__Task requirements__
In the records below, count every line that includes the word "Beratung". Provide the total alone.

[Records for the exercise — start]

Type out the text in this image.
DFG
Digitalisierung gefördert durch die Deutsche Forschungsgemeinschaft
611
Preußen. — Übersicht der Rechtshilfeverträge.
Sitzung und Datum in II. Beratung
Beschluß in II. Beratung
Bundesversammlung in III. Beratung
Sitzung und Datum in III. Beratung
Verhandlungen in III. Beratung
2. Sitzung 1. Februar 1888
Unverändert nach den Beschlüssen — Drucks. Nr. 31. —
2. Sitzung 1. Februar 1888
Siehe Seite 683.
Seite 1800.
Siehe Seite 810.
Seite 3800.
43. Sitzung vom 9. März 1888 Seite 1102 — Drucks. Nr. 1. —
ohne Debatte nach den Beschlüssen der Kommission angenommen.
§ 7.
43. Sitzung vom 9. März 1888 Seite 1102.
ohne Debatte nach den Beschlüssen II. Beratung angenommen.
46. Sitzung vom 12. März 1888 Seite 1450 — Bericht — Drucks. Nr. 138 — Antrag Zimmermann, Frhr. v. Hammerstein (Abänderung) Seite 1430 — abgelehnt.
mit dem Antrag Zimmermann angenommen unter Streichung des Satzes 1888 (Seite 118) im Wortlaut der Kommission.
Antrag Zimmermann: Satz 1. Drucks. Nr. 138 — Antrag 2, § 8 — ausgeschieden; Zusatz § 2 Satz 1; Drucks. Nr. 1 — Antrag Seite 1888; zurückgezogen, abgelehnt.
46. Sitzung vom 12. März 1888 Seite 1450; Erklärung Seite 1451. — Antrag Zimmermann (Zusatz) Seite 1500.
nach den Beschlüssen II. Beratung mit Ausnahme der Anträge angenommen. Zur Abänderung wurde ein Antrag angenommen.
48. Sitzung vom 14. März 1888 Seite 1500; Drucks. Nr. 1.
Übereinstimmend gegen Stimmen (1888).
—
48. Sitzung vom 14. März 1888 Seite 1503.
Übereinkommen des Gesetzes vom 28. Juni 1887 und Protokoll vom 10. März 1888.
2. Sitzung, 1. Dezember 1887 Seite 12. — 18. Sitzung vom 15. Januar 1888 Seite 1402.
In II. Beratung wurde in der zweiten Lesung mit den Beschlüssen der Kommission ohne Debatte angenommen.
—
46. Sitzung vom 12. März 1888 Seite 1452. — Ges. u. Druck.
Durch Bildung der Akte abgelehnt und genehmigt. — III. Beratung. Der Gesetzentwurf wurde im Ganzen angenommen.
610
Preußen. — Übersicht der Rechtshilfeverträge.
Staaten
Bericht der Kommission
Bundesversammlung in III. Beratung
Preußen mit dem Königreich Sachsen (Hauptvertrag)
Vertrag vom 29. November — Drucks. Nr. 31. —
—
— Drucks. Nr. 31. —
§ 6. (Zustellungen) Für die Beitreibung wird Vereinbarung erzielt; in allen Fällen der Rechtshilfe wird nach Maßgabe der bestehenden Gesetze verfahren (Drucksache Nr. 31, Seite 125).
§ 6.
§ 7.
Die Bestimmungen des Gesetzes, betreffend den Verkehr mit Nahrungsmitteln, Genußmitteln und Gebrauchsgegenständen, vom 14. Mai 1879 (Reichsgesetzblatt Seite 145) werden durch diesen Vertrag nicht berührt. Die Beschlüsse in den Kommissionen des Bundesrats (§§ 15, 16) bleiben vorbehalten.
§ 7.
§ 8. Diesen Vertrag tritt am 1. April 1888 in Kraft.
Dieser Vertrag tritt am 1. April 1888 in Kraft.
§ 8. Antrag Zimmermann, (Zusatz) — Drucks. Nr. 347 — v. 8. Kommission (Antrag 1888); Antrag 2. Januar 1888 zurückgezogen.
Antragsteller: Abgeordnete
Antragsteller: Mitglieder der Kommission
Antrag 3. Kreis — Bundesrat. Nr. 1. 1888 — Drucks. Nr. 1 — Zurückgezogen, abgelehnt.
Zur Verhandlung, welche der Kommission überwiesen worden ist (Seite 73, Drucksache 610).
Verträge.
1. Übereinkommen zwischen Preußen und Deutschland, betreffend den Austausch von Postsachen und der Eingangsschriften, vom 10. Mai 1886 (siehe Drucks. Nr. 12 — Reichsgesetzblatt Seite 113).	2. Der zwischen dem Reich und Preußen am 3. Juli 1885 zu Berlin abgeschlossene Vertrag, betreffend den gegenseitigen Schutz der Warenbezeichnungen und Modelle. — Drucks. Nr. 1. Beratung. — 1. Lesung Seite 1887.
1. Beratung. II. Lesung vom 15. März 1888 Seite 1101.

[Records for the exercise — finish]

__Output of the exercise__
12